== 本文抜粋 ==
****

老後、もし介護が必要になったら……。介護費用の負担が心配な人は少なくないでしょう。限られた老後資金から介護費用などの想定外の支出に準備するため、投資などの資産運用を行っている場合、運用した「あと」のことまでイメージできていますか? 見落とされがちな落とし穴もあるため注意が必要です。本記事ではAさんの事例とともに、現金以外で保有する資産の注意点について、株式会社アイポス代表の森拓哉CFPが解説します。
年金月20万円の85歳・元バブル企業戦士〈資産5,200万円〉の父、脳梗塞で倒れ施設へ→お金は問題ないはずが…入居から1年「老人ホーム費用が足りません」56歳長男、顔面蒼白のワケ【CFPの助言】 (※写真はイメージです/PIXTA)

穏やかな老人ホーム暮らしから1年…発覚した驚愕事実

Aさんの施設代の引き落とし口座はAさんの生活口座を指定しました。Aさんのキャッシュカードは長男Bさんが管理することとなったため、日常の生活のなかではそれほど問題となることは起きませんでした。一方で、入ってくる年金はあるものの、毎月25万円の施設代がかかるため、年間60万円ほど銀行口座の残高が減っていきます。

 

老人ホームでの生活が1年を過ぎたころ、口座残高が100万円を切ろうとしていたとき、Bさんはそろそろ、証券口座の資産の現金化をしようかと試みることになりました。

 

ところが、Bさんが証券会社に連絡をしたところ、証券会社からの回答にAさんは真っ青になります。

 

証券会社「お手続きできません」

証券会社からの回答は「Aさんご本人でないと株式の売却、出金の手続きはできませんよ」というものだったのです。BさんはAさんが脳梗塞で倒れたため、言葉もおぼつかなく電話で会話をするのも困難という事情を伝えますが、証券会社は取り合ってくれません。

 

焦るAさんは「ええ! では、どうすれば株を売却して現金化できるのでしょうか?」と返すと、証券会社からの回答は、「成年後見制度の利用をするしかありませんね」というものでした。

 

成年後見制度の利用は解決策の1つになりうることは間違いないのですが、初めて聞く制度にBさんはその利用をためらいます。

 

はたして月々5万円程度の資金を引き出すためだけに、本当に成年後見制度まで利用しないといけないのか? モヤモヤした気持ちのなかで解決策に向けて一歩踏み出せずにいたのでした。

任意後見制度や家族信託制度などの大掛かりな対策でなくても…

事前の対策としては、Aさんがまだ元気なうちに、Bさんと任意後見契約を結んだり、家族信託を組成するなどの対策が考えられますが、Aさんの場合はそれほど大掛かりな対策をせずとも解決できた可能性もあります。

****

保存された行
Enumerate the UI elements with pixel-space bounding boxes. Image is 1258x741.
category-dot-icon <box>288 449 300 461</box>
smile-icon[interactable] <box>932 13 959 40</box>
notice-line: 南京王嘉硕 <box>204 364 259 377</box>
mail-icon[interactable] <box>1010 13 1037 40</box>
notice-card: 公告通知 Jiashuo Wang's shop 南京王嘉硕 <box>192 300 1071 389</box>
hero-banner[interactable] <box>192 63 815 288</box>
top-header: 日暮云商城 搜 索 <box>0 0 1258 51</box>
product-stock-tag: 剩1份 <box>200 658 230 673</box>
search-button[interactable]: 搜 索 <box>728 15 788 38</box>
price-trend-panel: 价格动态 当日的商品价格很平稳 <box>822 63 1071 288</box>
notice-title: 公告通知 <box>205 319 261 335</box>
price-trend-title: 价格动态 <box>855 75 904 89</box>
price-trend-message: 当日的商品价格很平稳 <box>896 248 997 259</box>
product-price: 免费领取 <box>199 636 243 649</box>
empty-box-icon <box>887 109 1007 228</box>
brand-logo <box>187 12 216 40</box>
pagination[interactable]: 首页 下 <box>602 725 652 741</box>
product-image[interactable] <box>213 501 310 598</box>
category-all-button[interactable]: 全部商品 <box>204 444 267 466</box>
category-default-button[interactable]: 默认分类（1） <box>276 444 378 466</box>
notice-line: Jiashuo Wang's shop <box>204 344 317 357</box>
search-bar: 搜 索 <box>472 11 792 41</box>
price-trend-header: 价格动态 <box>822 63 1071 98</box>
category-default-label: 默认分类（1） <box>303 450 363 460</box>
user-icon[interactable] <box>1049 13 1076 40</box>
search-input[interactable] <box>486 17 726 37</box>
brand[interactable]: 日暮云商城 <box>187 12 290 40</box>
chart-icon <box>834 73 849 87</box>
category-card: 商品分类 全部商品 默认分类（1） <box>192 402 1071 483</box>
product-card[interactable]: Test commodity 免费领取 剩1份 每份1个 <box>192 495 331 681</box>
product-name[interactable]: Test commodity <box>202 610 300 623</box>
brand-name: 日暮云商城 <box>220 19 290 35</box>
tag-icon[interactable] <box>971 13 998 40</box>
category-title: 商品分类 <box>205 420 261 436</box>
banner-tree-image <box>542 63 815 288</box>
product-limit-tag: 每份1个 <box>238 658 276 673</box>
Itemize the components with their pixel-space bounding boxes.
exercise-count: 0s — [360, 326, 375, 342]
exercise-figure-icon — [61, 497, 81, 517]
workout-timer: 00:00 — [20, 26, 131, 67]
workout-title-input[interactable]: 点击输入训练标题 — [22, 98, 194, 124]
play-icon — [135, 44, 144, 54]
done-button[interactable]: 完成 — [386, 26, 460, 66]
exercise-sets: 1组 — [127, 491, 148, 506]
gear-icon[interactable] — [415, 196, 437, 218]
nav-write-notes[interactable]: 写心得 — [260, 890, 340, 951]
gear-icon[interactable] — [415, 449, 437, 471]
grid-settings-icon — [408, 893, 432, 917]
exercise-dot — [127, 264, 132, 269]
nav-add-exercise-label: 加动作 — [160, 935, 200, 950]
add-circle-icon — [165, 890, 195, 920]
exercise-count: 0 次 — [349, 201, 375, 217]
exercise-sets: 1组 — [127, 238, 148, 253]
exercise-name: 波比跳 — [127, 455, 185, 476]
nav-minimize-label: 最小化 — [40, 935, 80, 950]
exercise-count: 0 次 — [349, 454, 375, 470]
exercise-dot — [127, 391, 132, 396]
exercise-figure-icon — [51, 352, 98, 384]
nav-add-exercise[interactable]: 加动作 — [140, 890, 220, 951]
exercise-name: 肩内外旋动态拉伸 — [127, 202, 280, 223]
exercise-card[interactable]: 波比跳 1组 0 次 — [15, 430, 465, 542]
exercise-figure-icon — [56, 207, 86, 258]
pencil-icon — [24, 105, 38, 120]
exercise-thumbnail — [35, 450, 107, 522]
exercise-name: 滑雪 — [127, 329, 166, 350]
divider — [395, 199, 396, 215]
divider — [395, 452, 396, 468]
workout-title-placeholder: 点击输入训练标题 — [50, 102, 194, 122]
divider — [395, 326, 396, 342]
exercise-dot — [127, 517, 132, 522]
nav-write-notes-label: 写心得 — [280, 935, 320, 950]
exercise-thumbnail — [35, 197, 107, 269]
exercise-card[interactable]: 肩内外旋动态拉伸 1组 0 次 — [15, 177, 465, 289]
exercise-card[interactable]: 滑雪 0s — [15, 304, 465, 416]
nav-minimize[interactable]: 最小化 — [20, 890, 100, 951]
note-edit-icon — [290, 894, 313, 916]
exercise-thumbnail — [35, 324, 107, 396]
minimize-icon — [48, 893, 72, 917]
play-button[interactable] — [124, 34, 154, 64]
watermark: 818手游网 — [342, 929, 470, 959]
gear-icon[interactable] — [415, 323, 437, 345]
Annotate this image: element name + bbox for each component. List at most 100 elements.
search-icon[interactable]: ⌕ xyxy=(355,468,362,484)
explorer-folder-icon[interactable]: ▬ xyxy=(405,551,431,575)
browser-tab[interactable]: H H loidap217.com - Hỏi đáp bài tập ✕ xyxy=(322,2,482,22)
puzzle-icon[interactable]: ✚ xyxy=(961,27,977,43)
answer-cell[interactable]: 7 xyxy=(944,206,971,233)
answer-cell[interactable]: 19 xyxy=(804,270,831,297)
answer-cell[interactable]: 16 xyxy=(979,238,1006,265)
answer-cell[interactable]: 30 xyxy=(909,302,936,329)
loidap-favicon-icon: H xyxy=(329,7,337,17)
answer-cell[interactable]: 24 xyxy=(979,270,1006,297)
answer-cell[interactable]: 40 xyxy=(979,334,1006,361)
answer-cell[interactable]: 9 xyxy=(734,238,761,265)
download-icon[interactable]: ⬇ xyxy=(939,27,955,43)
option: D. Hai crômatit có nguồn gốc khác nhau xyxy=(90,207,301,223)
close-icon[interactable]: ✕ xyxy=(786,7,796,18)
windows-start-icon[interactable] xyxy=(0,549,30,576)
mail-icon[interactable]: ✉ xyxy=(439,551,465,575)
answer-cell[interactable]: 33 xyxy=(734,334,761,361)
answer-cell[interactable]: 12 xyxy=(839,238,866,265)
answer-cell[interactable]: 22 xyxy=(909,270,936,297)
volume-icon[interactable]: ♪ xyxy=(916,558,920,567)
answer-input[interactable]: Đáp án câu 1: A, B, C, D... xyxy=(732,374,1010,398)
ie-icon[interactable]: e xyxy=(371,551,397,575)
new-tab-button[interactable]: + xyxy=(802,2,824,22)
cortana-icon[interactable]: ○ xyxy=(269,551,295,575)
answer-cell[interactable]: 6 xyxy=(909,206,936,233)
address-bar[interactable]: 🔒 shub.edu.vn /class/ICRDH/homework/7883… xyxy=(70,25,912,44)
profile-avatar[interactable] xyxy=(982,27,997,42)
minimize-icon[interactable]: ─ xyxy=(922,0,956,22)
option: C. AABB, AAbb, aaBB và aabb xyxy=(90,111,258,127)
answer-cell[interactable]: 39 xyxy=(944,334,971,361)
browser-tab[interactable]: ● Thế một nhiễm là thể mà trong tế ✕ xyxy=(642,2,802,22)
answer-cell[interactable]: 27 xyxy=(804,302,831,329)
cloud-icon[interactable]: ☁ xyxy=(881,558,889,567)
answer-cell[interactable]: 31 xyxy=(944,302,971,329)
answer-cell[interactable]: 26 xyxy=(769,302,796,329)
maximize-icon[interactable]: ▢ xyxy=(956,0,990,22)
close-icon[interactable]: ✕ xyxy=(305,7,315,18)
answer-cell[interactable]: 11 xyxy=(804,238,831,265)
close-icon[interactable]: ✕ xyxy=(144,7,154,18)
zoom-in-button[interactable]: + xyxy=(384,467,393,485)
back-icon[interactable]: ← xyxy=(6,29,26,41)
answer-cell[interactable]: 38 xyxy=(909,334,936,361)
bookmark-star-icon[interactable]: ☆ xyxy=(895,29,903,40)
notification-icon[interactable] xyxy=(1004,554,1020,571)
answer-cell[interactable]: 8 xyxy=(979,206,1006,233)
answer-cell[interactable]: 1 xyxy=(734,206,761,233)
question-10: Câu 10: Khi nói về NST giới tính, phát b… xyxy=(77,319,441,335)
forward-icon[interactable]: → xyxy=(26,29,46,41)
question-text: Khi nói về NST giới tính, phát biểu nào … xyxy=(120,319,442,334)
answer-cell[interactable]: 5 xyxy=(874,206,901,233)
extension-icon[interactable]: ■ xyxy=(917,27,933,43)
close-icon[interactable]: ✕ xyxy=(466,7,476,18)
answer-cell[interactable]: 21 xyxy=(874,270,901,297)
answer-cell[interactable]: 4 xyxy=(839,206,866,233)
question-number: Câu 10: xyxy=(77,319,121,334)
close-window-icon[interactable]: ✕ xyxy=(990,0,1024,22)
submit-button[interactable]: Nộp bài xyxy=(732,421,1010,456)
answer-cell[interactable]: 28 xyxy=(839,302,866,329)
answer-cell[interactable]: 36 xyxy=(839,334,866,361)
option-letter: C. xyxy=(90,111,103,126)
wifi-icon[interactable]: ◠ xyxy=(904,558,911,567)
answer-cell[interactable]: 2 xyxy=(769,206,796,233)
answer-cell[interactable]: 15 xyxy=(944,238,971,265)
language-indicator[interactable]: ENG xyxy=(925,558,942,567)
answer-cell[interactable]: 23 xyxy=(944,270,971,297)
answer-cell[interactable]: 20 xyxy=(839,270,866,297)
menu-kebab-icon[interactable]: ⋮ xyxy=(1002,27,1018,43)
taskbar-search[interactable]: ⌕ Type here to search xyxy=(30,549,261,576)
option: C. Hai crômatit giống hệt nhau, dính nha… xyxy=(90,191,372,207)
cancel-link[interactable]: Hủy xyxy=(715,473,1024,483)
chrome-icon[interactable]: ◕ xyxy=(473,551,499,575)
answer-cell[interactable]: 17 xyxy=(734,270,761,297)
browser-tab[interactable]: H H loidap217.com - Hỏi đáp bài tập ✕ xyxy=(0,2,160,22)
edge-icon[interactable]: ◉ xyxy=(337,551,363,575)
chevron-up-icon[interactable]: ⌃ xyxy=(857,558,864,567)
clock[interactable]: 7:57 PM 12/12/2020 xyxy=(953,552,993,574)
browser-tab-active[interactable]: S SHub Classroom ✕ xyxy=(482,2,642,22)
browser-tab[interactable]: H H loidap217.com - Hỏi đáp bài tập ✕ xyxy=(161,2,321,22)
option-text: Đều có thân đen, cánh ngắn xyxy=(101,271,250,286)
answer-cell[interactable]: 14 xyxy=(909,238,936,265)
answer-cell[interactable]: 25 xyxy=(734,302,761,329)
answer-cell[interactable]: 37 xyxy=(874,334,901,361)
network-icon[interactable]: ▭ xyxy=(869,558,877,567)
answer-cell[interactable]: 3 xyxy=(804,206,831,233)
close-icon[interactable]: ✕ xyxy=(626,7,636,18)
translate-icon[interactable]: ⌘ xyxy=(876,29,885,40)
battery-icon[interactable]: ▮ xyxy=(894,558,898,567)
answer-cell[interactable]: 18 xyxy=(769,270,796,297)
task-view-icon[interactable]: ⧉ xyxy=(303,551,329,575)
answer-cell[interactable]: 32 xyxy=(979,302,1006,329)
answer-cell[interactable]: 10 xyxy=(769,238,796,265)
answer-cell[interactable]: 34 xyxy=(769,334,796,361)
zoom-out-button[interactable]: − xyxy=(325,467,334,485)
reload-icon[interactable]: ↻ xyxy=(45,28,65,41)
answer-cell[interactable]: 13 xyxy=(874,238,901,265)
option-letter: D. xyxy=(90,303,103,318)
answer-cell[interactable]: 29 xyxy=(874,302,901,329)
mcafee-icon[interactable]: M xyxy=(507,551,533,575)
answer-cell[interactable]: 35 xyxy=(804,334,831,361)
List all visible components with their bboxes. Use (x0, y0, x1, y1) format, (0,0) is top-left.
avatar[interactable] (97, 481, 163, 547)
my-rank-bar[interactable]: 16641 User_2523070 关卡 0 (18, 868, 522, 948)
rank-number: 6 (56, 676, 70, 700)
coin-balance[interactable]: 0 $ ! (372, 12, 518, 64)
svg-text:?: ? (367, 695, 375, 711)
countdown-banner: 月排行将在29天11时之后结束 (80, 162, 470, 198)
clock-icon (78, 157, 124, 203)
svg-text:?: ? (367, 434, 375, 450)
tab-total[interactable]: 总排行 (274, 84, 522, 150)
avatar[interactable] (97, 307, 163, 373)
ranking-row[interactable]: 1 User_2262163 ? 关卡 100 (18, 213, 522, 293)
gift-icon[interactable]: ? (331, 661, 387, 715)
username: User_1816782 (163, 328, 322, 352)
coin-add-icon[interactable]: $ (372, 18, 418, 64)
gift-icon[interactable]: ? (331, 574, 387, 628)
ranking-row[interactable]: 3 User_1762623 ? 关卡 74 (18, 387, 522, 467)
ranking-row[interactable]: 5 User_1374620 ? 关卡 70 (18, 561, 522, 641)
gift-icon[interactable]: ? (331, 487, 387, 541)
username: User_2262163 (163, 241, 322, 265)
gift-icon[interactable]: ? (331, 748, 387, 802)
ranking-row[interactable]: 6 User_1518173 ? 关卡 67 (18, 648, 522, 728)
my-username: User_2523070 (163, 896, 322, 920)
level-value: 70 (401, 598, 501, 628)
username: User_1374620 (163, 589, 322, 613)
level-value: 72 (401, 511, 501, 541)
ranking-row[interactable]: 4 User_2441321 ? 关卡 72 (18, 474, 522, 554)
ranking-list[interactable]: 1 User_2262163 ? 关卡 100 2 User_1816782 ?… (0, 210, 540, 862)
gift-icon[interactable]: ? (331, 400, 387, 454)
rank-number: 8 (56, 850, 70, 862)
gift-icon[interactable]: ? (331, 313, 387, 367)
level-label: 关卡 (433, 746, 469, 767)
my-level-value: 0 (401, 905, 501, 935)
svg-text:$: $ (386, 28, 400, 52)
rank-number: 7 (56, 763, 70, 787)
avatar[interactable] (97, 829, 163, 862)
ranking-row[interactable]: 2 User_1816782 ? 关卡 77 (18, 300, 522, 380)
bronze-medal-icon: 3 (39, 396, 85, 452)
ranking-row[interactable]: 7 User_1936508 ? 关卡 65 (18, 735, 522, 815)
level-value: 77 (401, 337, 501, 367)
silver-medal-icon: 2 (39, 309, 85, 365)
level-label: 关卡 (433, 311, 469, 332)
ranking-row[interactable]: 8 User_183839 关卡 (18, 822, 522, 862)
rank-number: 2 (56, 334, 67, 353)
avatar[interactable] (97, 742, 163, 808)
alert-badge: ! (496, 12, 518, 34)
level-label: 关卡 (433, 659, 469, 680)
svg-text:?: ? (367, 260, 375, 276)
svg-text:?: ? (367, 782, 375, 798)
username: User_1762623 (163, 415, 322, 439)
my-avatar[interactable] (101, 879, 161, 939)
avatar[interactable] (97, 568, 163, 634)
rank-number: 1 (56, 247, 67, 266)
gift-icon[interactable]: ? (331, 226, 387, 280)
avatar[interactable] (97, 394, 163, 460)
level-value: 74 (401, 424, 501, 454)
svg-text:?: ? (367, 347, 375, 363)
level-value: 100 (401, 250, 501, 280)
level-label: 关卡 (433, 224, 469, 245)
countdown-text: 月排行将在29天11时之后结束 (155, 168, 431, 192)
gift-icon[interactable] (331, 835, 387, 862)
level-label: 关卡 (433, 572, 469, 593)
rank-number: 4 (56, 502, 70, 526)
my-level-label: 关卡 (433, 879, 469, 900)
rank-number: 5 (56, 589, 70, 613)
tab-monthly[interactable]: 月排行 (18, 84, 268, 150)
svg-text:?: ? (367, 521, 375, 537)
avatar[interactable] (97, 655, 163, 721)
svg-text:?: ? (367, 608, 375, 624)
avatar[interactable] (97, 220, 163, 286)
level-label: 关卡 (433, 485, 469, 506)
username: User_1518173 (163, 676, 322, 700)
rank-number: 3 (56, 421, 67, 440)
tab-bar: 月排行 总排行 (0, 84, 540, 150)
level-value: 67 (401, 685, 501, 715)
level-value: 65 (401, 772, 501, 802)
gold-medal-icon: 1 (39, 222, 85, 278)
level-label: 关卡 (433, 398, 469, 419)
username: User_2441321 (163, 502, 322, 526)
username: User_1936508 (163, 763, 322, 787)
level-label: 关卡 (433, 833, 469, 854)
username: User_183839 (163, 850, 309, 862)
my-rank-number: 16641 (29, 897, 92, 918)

****

本文抜粋に出てくる円単位の金額を、出てくる順にすべて挙げよ。 保存された行は、本文抜粋とは別の資料である。

== 解答 ==
20万円(年金、月額)
5,200万円(資産)
25万円(施設代、毎月)
60万円(口座残高の年間の減少額)
100万円(口座残高)
5万円(月々引き出す資金)